- [TO DO] Output the entries word for word. Omit images.
++++ PROVIDED ENTRIES
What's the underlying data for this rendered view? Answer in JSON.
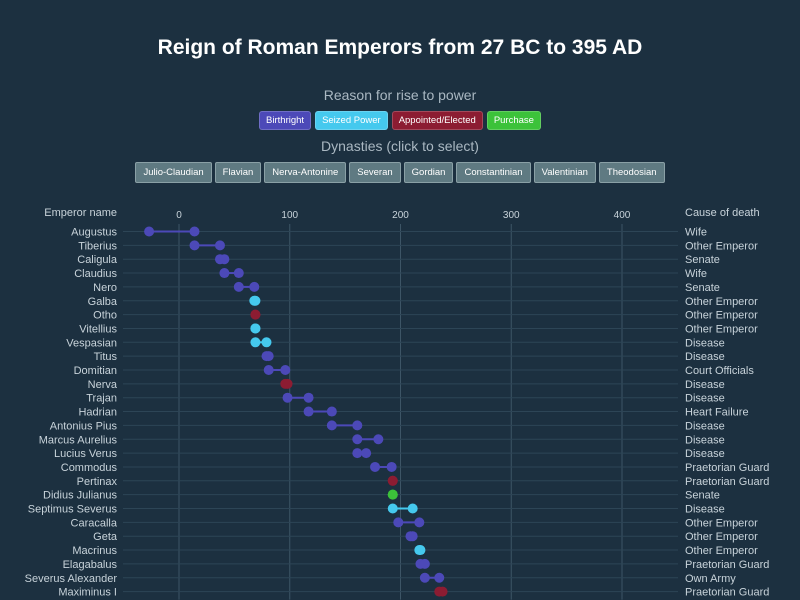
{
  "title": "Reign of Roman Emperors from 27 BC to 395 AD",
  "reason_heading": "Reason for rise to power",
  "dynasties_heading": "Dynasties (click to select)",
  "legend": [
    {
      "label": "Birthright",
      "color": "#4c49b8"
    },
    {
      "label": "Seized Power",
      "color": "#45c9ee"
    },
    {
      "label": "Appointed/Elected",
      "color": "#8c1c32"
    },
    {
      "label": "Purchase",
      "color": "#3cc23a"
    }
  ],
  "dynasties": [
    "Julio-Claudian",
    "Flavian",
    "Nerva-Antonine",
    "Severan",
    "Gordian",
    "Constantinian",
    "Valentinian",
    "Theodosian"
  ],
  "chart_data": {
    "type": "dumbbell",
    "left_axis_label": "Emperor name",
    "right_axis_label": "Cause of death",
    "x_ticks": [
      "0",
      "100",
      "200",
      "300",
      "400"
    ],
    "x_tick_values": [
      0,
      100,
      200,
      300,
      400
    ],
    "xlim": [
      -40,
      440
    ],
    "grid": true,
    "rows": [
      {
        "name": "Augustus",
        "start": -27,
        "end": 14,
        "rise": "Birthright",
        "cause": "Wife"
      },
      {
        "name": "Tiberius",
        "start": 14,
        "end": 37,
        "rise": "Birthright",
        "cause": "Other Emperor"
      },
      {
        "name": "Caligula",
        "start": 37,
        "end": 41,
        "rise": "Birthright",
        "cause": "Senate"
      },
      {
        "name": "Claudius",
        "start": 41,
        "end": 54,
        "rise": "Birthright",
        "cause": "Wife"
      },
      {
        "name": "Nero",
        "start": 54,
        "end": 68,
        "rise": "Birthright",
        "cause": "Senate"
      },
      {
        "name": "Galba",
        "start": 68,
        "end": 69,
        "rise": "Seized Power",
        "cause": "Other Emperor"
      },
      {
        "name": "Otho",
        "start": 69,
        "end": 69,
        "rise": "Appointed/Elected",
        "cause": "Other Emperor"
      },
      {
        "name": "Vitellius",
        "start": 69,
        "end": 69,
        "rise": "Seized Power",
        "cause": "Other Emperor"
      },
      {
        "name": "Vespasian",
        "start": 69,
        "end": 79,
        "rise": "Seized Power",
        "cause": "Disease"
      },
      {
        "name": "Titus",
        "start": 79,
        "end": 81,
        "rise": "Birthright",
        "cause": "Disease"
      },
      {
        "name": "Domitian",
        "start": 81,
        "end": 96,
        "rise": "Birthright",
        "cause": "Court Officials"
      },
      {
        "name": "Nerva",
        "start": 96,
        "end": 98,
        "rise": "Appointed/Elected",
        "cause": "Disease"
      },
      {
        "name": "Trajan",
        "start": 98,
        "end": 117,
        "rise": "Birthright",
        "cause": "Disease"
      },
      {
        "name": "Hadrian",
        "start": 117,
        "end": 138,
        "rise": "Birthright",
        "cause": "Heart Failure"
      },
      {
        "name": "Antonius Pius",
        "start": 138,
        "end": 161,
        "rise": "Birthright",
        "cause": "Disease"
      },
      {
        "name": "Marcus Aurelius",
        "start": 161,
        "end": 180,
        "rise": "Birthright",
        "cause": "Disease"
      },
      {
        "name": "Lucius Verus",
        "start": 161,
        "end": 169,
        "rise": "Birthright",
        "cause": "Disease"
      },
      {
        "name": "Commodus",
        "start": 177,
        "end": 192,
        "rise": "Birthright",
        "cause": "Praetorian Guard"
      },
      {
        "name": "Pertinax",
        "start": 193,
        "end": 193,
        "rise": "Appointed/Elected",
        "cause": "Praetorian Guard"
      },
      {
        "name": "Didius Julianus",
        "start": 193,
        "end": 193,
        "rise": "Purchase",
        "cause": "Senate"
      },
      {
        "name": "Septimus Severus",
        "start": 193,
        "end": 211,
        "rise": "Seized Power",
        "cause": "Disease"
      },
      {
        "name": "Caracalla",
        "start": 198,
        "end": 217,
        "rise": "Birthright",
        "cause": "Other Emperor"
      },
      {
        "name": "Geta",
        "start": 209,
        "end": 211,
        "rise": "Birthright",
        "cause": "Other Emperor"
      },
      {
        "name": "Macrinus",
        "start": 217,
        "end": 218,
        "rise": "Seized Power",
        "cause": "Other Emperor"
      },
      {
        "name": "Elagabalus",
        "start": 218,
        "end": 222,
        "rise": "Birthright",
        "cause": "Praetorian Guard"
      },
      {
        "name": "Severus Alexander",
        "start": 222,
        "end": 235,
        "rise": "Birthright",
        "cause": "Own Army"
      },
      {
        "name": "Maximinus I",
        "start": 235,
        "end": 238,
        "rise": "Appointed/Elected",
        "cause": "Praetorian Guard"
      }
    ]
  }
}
++++++++
- [THE RESULT]
What's the underlying data for this rendered view? Answer in JSON.
{
  "title": "Reign of Roman Emperors from 27 BC to 395 AD",
  "reason_heading": "Reason for rise to power",
  "dynasties_heading": "Dynasties (click to select)",
  "legend": [
    {
      "label": "Birthright",
      "color": "#4c49b8"
    },
    {
      "label": "Seized Power",
      "color": "#45c9ee"
    },
    {
      "label": "Appointed/Elected",
      "color": "#8c1c32"
    },
    {
      "label": "Purchase",
      "color": "#3cc23a"
    }
  ],
  "dynasties": [
    "Julio-Claudian",
    "Flavian",
    "Nerva-Antonine",
    "Severan",
    "Gordian",
    "Constantinian",
    "Valentinian",
    "Theodosian"
  ],
  "chart_data": {
    "type": "dumbbell",
    "left_axis_label": "Emperor name",
    "right_axis_label": "Cause of death",
    "x_ticks": [
      "0",
      "100",
      "200",
      "300",
      "400"
    ],
    "x_tick_values": [
      0,
      100,
      200,
      300,
      400
    ],
    "xlim": [
      -40,
      440
    ],
    "grid": true,
    "rows": [
      {
        "name": "Augustus",
        "start": -27,
        "end": 14,
        "rise": "Birthright",
        "cause": "Wife"
      },
      {
        "name": "Tiberius",
        "start": 14,
        "end": 37,
        "rise": "Birthright",
        "cause": "Other Emperor"
      },
      {
        "name": "Caligula",
        "start": 37,
        "end": 41,
        "rise": "Birthright",
        "cause": "Senate"
      },
      {
        "name": "Claudius",
        "start": 41,
        "end": 54,
        "rise": "Birthright",
        "cause": "Wife"
      },
      {
        "name": "Nero",
        "start": 54,
        "end": 68,
        "rise": "Birthright",
        "cause": "Senate"
      },
      {
        "name": "Galba",
        "start": 68,
        "end": 69,
        "rise": "Seized Power",
        "cause": "Other Emperor"
      },
      {
        "name": "Otho",
        "start": 69,
        "end": 69,
        "rise": "Appointed/Elected",
        "cause": "Other Emperor"
      },
      {
        "name": "Vitellius",
        "start": 69,
        "end": 69,
        "rise": "Seized Power",
        "cause": "Other Emperor"
      },
      {
        "name": "Vespasian",
        "start": 69,
        "end": 79,
        "rise": "Seized Power",
        "cause": "Disease"
      },
      {
        "name": "Titus",
        "start": 79,
        "end": 81,
        "rise": "Birthright",
        "cause": "Disease"
      },
      {
        "name": "Domitian",
        "start": 81,
        "end": 96,
        "rise": "Birthright",
        "cause": "Court Officials"
      },
      {
        "name": "Nerva",
        "start": 96,
        "end": 98,
        "rise": "Appointed/Elected",
        "cause": "Disease"
      },
      {
        "name": "Trajan",
        "start": 98,
        "end": 117,
        "rise": "Birthright",
        "cause": "Disease"
      },
      {
        "name": "Hadrian",
        "start": 117,
        "end": 138,
        "rise": "Birthright",
        "cause": "Heart Failure"
      },
      {
        "name": "Antonius Pius",
        "start": 138,
        "end": 161,
        "rise": "Birthright",
        "cause": "Disease"
      },
      {
        "name": "Marcus Aurelius",
        "start": 161,
        "end": 180,
        "rise": "Birthright",
        "cause": "Disease"
      },
      {
        "name": "Lucius Verus",
        "start": 161,
        "end": 169,
        "rise": "Birthright",
        "cause": "Disease"
      },
      {
        "name": "Commodus",
        "start": 177,
        "end": 192,
        "rise": "Birthright",
        "cause": "Praetorian Guard"
      },
      {
        "name": "Pertinax",
        "start": 193,
        "end": 193,
        "rise": "Appointed/Elected",
        "cause": "Praetorian Guard"
      },
      {
        "name": "Didius Julianus",
        "start": 193,
        "end": 193,
        "rise": "Purchase",
        "cause": "Senate"
      },
      {
        "name": "Septimus Severus",
        "start": 193,
        "end": 211,
        "rise": "Seized Power",
        "cause": "Disease"
      },
      {
        "name": "Caracalla",
        "start": 198,
        "end": 217,
        "rise": "Birthright",
        "cause": "Other Emperor"
      },
      {
        "name": "Geta",
        "start": 209,
        "end": 211,
        "rise": "Birthright",
        "cause": "Other Emperor"
      },
      {
        "name": "Macrinus",
        "start": 217,
        "end": 218,
        "rise": "Seized Power",
        "cause": "Other Emperor"
      },
      {
        "name": "Elagabalus",
        "start": 218,
        "end": 222,
        "rise": "Birthright",
        "cause": "Praetorian Guard"
      },
      {
        "name": "Severus Alexander",
        "start": 222,
        "end": 235,
        "rise": "Birthright",
        "cause": "Own Army"
      },
      {
        "name": "Maximinus I",
        "start": 235,
        "end": 238,
        "rise": "Appointed/Elected",
        "cause": "Praetorian Guard"
      }
    ]
  }
}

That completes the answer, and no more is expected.